◆ Your goal: Sort through the entries below and pull out lines containing the word "соответственно".

◆ Raw records:
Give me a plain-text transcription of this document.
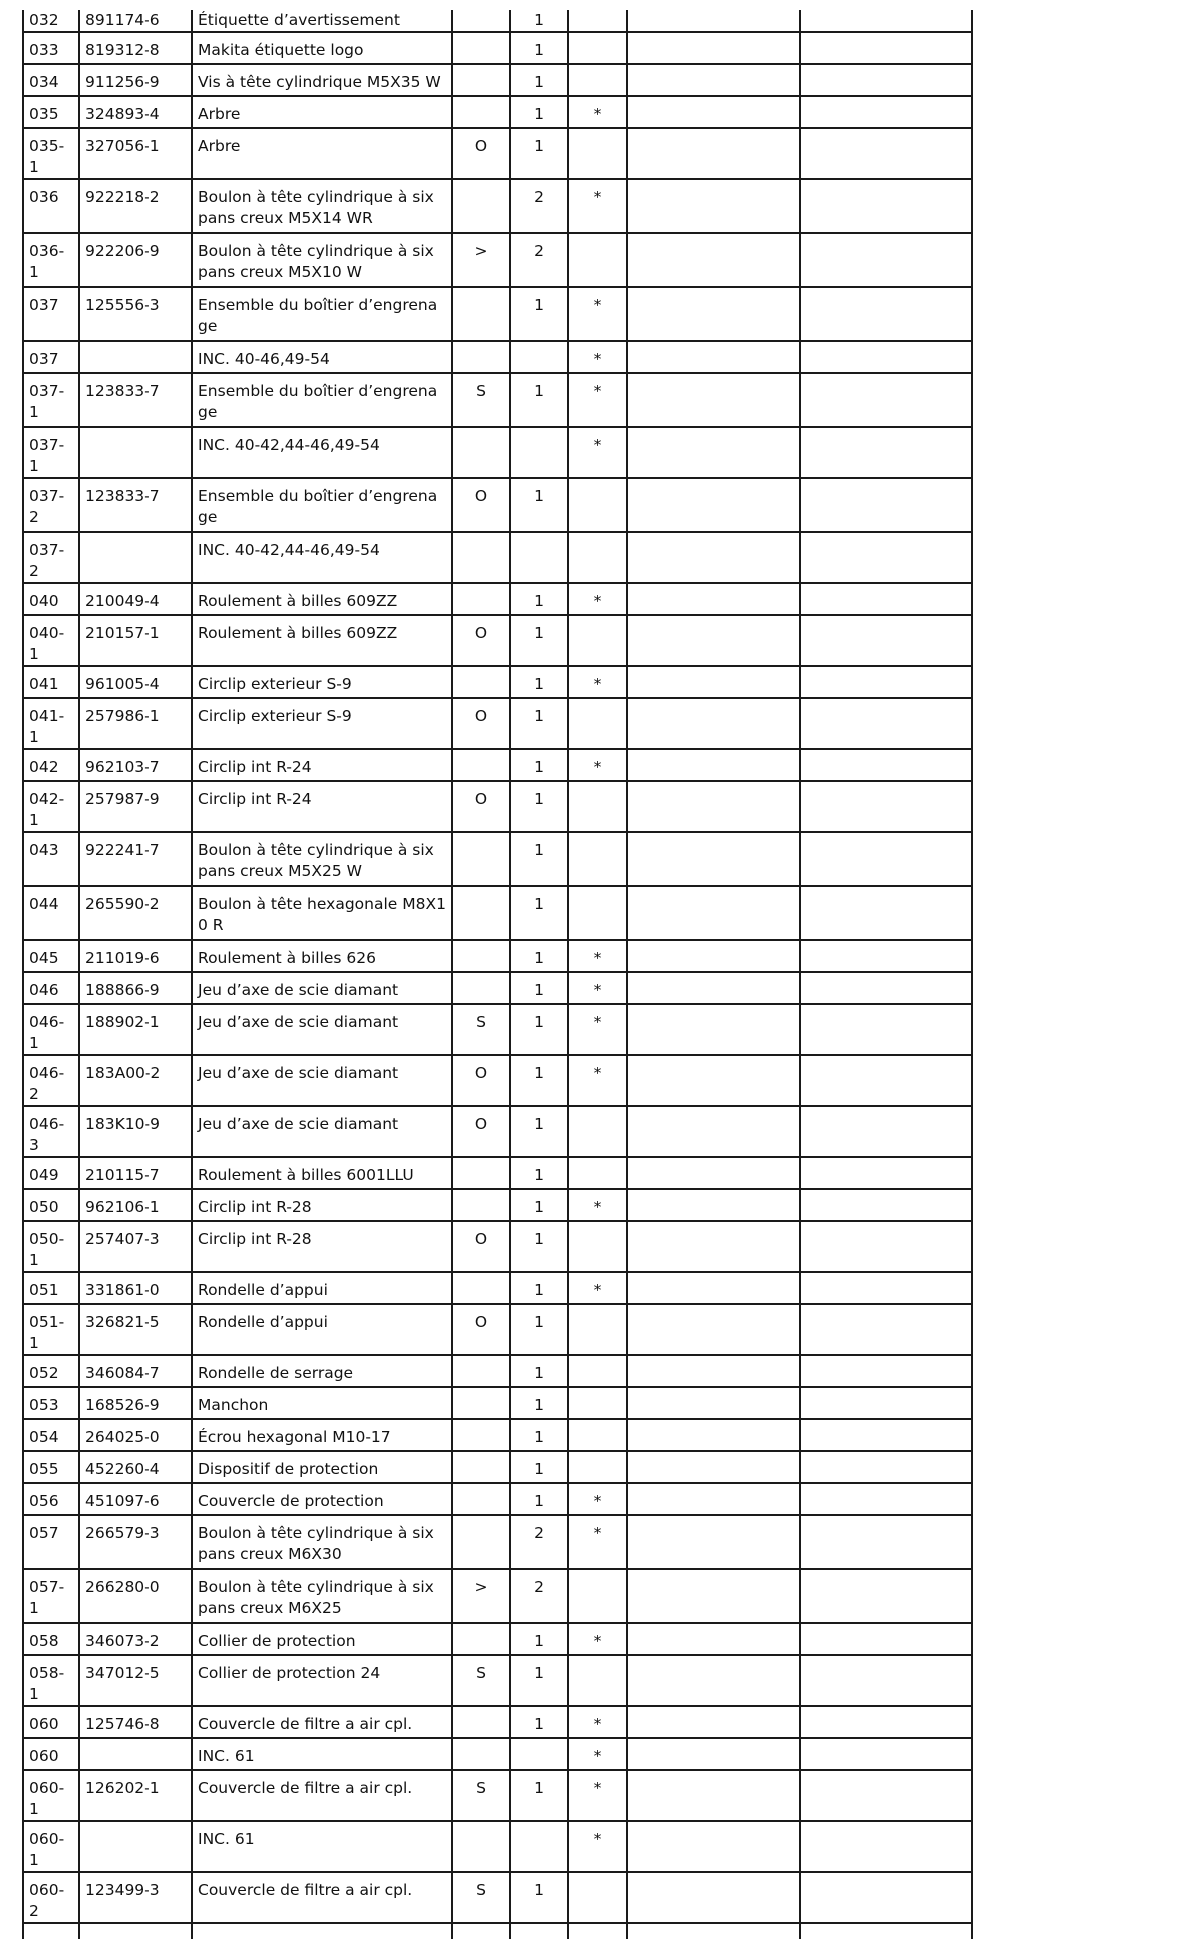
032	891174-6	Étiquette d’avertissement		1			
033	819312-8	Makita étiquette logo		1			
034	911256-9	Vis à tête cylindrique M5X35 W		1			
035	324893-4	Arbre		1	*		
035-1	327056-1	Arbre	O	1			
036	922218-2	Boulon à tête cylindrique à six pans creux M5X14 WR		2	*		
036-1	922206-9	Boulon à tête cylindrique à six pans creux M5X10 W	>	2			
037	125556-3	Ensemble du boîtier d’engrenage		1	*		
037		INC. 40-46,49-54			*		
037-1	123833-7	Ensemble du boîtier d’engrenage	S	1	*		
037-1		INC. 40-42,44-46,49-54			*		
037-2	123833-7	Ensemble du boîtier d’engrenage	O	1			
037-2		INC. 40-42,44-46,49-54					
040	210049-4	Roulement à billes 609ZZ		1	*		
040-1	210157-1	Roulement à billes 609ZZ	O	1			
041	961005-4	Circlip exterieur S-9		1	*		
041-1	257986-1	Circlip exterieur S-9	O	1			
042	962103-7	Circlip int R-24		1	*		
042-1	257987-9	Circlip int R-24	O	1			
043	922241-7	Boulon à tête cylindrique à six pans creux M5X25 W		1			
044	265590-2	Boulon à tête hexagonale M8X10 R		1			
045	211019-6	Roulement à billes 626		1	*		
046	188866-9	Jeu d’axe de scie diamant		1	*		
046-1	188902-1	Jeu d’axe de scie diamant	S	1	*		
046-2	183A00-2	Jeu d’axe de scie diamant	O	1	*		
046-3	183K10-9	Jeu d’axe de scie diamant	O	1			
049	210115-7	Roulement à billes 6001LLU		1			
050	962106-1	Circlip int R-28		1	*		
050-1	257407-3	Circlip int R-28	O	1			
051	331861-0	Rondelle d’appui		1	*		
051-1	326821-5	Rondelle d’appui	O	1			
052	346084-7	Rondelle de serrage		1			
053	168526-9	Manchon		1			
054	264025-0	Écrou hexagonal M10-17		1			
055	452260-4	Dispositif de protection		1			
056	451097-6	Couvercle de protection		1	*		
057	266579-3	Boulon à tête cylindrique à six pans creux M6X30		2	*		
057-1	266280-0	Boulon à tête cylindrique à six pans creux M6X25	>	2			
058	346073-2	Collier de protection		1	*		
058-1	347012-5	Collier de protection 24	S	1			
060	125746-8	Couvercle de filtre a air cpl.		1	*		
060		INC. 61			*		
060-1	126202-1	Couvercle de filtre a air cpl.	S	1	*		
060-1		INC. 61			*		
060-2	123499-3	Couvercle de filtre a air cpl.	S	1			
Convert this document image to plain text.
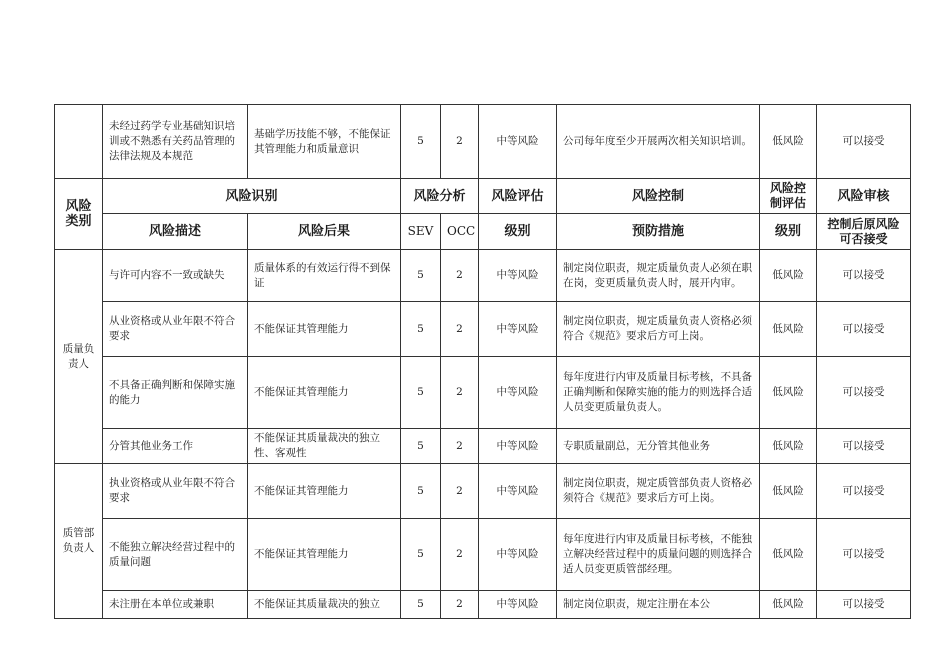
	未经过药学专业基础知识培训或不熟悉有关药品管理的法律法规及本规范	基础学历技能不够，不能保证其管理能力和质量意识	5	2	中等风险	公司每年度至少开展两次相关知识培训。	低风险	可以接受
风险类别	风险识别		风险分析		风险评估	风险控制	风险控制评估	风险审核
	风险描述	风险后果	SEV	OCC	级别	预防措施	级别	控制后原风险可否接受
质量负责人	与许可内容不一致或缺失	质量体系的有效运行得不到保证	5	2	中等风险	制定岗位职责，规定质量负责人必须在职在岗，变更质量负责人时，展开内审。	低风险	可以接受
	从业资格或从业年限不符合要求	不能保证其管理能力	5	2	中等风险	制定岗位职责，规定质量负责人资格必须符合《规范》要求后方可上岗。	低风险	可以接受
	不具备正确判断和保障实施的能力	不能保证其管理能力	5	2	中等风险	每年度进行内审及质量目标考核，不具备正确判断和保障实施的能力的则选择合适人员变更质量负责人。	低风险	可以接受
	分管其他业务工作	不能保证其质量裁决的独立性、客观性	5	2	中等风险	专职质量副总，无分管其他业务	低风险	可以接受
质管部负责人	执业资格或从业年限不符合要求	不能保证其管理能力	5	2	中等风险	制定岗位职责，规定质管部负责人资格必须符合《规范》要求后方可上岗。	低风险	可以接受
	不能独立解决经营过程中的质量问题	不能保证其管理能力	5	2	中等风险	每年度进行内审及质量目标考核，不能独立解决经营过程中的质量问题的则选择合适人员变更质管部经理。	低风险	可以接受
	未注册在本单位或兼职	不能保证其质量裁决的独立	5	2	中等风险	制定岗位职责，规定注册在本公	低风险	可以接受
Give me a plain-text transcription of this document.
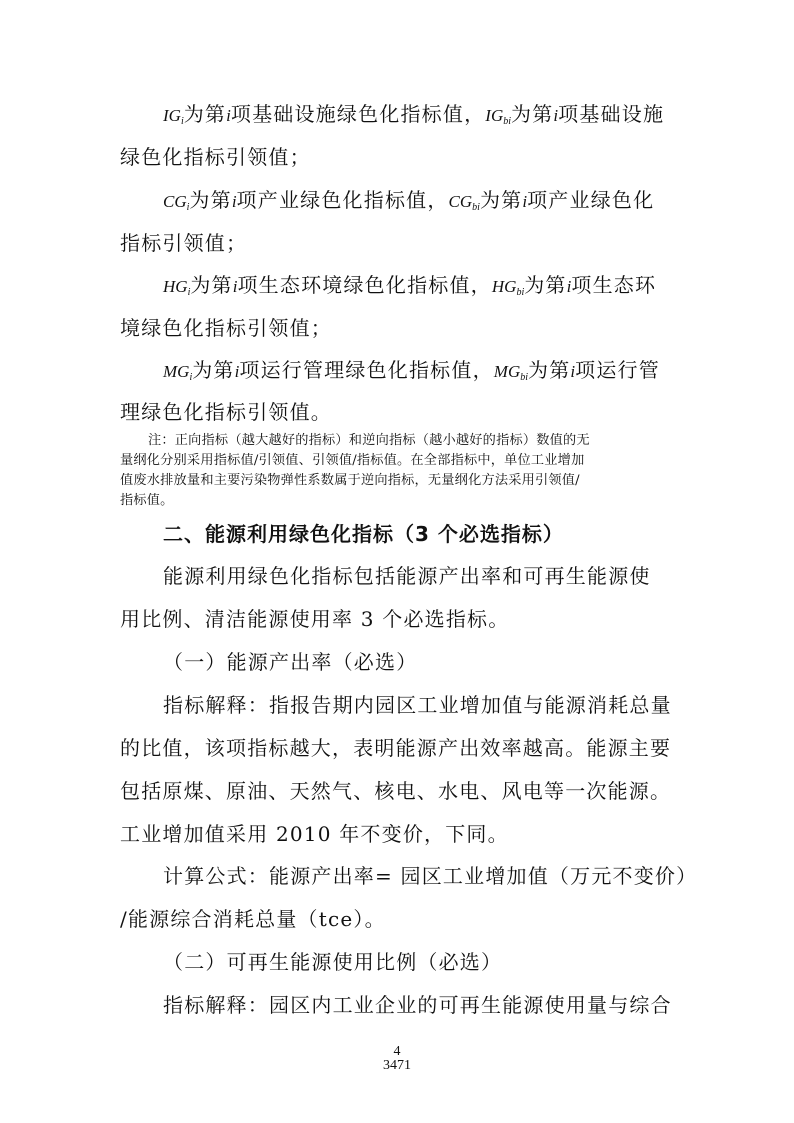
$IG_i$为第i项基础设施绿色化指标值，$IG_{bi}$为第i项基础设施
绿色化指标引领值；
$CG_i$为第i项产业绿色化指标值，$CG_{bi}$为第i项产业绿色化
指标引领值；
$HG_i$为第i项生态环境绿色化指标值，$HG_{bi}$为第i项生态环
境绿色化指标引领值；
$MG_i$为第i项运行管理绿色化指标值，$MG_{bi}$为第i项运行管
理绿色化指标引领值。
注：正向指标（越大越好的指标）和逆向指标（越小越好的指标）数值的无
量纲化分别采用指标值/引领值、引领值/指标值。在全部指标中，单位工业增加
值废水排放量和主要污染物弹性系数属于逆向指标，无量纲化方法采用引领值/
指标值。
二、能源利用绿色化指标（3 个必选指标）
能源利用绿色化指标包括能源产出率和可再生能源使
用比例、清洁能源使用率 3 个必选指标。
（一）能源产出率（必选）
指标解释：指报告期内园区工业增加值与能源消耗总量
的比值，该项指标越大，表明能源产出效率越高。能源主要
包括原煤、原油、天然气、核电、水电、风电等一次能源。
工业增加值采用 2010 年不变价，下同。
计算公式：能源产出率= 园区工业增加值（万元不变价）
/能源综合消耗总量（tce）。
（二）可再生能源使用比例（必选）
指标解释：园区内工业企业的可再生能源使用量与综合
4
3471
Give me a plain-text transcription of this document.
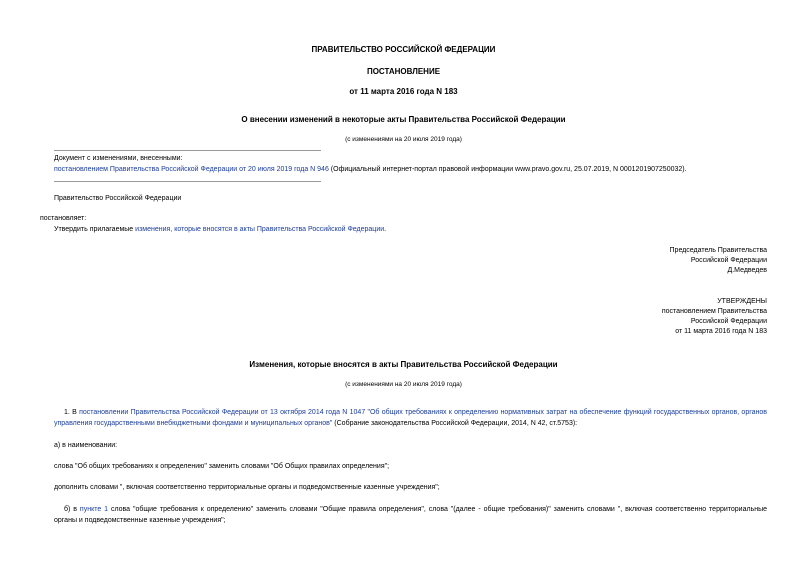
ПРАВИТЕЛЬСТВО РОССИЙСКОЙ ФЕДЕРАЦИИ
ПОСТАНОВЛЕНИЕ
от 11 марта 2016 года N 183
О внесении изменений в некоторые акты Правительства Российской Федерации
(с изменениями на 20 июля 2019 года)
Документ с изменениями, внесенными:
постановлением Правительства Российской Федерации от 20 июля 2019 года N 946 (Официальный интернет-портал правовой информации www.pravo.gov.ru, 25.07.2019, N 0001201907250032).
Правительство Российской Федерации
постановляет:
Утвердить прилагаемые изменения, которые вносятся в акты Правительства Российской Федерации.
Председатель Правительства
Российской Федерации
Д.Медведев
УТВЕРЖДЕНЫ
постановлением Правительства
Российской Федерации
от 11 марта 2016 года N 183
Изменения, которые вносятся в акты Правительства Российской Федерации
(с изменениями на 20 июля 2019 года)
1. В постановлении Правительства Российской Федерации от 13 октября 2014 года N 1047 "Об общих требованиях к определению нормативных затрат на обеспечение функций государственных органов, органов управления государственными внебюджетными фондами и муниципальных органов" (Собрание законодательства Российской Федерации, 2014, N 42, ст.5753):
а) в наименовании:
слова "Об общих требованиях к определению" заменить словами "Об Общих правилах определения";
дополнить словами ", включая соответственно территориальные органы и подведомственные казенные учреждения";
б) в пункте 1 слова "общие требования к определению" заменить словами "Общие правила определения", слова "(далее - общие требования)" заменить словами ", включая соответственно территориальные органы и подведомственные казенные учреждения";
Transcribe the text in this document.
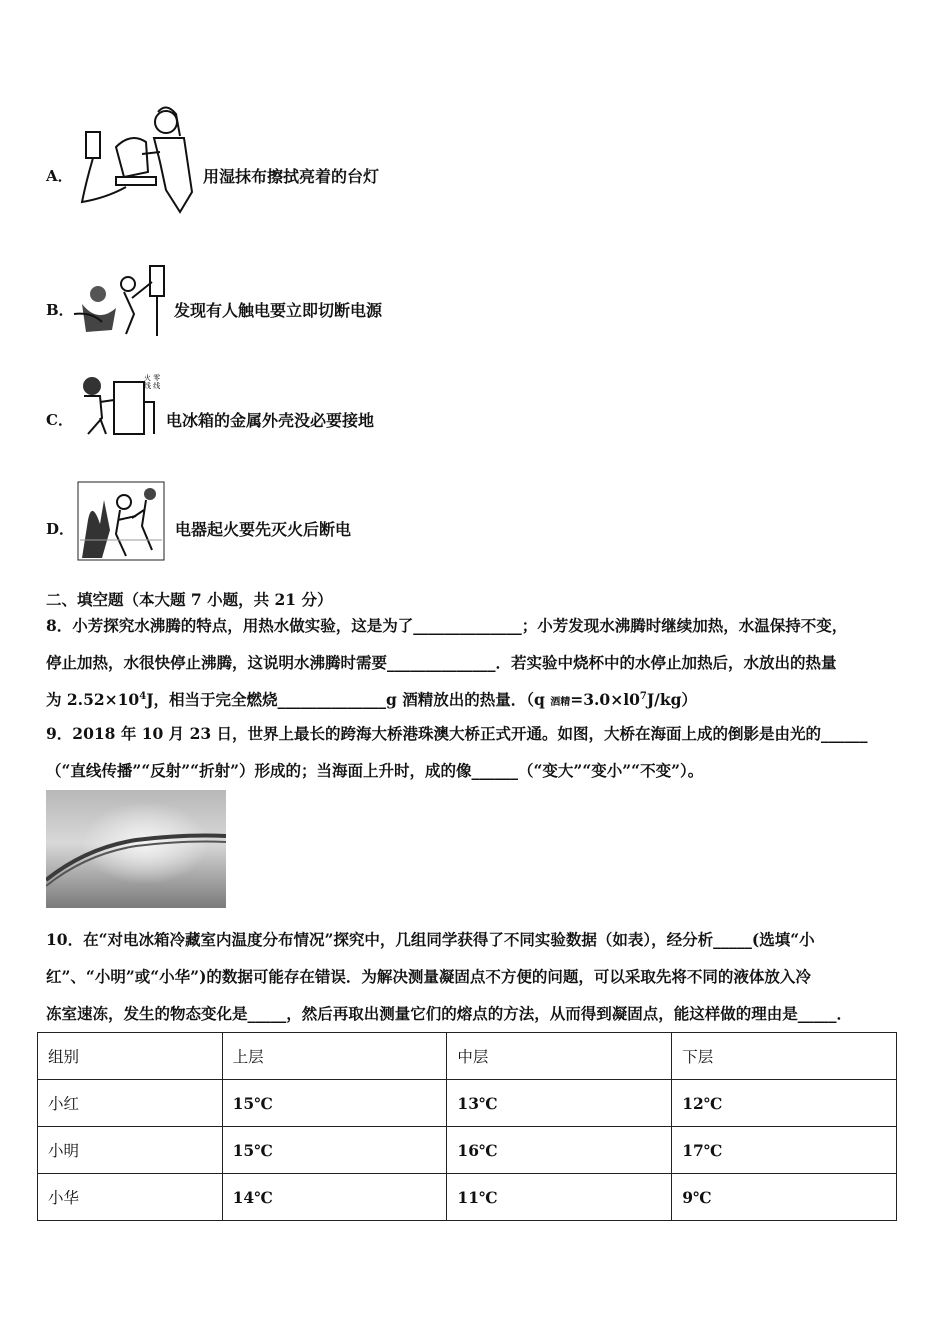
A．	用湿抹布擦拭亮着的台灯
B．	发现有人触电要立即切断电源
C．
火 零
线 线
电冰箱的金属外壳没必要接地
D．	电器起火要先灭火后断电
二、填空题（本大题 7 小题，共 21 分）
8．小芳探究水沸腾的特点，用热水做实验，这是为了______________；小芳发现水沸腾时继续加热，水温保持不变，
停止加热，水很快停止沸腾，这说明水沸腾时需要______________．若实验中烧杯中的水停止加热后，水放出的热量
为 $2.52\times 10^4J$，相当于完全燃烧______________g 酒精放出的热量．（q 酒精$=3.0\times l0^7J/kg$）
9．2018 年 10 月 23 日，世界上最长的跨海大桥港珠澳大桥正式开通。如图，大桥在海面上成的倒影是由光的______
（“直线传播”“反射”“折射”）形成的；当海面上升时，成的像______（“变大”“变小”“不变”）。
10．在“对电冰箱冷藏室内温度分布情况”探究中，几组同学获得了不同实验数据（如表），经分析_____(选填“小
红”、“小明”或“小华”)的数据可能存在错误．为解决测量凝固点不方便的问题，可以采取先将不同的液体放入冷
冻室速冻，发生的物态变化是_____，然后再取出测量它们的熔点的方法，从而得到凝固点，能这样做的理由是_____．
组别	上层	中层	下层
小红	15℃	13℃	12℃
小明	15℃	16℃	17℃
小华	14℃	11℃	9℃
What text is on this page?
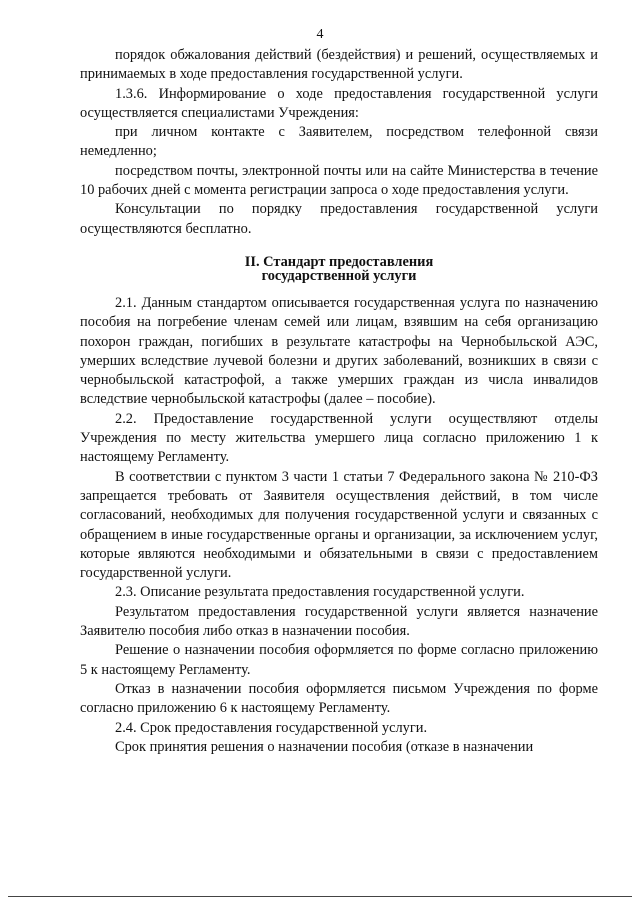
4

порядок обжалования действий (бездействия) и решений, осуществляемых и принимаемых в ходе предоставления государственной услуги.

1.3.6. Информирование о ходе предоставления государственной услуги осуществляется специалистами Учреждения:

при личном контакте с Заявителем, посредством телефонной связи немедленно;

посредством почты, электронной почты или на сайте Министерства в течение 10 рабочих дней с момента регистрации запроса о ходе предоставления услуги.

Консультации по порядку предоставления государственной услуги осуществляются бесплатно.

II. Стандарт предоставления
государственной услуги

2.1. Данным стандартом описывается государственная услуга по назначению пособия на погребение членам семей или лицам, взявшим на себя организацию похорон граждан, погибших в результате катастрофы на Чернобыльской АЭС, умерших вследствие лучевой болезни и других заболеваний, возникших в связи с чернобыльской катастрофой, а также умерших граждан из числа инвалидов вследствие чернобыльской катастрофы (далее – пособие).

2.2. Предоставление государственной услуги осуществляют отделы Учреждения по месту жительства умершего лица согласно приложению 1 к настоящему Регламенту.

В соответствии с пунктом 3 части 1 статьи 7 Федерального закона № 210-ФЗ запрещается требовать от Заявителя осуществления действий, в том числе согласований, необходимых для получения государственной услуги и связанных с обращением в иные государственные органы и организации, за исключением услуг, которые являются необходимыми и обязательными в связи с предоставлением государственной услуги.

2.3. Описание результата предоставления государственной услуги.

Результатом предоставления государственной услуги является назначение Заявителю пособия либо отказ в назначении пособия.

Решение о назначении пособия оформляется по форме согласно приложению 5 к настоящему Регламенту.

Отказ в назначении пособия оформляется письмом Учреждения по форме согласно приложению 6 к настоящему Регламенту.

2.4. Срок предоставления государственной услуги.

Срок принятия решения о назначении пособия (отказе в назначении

◆ Answer to the exercise:
дополнить словами ", включая соответственно территориальные органы и подведомственные казенные учреждения";
б) в пункте 1 слова "общие требования к определению" заменить словами "Общие правила определения", слова "(далее - общие требования)" заменить словами ", включая соответственно территориальные органы и подведомственные казенные учреждения";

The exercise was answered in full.